Retype the material below. Keep every word exactly as it is.

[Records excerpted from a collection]
□ □ □
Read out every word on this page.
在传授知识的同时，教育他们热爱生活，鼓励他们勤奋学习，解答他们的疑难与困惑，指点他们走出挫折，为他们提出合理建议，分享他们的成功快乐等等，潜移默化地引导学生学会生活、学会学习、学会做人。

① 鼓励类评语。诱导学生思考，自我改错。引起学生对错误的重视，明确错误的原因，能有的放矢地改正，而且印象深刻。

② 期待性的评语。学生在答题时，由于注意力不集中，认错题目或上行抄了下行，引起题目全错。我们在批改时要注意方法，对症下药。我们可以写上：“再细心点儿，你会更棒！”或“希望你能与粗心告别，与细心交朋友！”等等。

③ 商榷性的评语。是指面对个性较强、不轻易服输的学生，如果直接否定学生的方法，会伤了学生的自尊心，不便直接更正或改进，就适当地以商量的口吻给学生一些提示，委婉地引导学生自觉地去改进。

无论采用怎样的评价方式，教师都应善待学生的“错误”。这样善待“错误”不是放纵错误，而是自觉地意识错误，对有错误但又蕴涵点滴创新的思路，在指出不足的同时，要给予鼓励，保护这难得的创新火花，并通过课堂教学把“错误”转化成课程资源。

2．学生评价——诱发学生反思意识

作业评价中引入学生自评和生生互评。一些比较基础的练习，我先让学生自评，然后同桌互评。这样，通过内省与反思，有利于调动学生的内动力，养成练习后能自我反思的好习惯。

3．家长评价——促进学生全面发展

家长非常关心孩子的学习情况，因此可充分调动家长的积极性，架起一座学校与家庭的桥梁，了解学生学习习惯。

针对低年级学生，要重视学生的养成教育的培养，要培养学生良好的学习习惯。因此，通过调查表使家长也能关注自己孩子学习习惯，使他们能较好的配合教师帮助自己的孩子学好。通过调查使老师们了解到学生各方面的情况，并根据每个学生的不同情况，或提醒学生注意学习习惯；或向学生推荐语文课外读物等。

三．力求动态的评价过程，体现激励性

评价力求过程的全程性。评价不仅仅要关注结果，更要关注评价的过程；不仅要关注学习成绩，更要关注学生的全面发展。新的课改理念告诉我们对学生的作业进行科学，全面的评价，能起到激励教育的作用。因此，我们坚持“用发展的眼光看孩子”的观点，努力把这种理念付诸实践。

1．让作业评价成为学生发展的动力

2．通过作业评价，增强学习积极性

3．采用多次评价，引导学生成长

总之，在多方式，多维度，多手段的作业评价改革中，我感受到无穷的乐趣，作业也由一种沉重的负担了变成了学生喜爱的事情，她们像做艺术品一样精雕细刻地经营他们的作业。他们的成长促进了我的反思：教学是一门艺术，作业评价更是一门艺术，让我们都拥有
□ □ □
## RESPONSE BELOW
Read out every word on this page.
在传授知识的同时，教育他们热爱生活，鼓励他们勤奋学习，解答他们的疑难与困惑，指点他们走出挫折，为他们提出合理建议，分享他们的成功快乐等等，潜移默化地引导学生学会生活、学会学习、学会做人。

① 鼓励类评语。诱导学生思考，自我改错。引起学生对错误的重视，明确错误的原因，能有的放矢地改正，而且印象深刻。

② 期待性的评语。学生在答题时，由于注意力不集中，认错题目或上行抄了下行，引起题目全错。我们在批改时要注意方法，对症下药。我们可以写上：“再细心点儿，你会更棒！”或“希望你能与粗心告别，与细心交朋友！”等等。

③ 商榷性的评语。是指面对个性较强、不轻易服输的学生，如果直接否定学生的方法，会伤了学生的自尊心，不便直接更正或改进，就适当地以商量的口吻给学生一些提示，委婉地引导学生自觉地去改进。

无论采用怎样的评价方式，教师都应善待学生的“错误”。这样善待“错误”不是放纵错误，而是自觉地意识错误，对有错误但又蕴涵点滴创新的思路，在指出不足的同时，要给予鼓励，保护这难得的创新火花，并通过课堂教学把“错误”转化成课程资源。

2．学生评价——诱发学生反思意识

作业评价中引入学生自评和生生互评。一些比较基础的练习，我先让学生自评，然后同桌互评。这样，通过内省与反思，有利于调动学生的内动力，养成练习后能自我反思的好习惯。

3．家长评价——促进学生全面发展

家长非常关心孩子的学习情况，因此可充分调动家长的积极性，架起一座学校与家庭的桥梁，了解学生学习习惯。

针对低年级学生，要重视学生的养成教育的培养，要培养学生良好的学习习惯。因此，通过调查表使家长也能关注自己孩子学习习惯，使他们能较好的配合教师帮助自己的孩子学好。通过调查使老师们了解到学生各方面的情况，并根据每个学生的不同情况，或提醒学生注意学习习惯；或向学生推荐语文课外读物等。

三．力求动态的评价过程，体现激励性

评价力求过程的全程性。评价不仅仅要关注结果，更要关注评价的过程；不仅要关注学习成绩，更要关注学生的全面发展。新的课改理念告诉我们对学生的作业进行科学，全面的评价，能起到激励教育的作用。因此，我们坚持“用发展的眼光看孩子”的观点，努力把这种理念付诸实践。

1．让作业评价成为学生发展的动力

2．通过作业评价，增强学习积极性

3．采用多次评价，引导学生成长

总之，在多方式，多维度，多手段的作业评价改革中，我感受到无穷的乐趣，作业也由一种沉重的负担了变成了学生喜爱的事情，她们像做艺术品一样精雕细刻地经营他们的作业。他们的成长促进了我的反思：教学是一门艺术，作业评价更是一门艺术，让我们都拥有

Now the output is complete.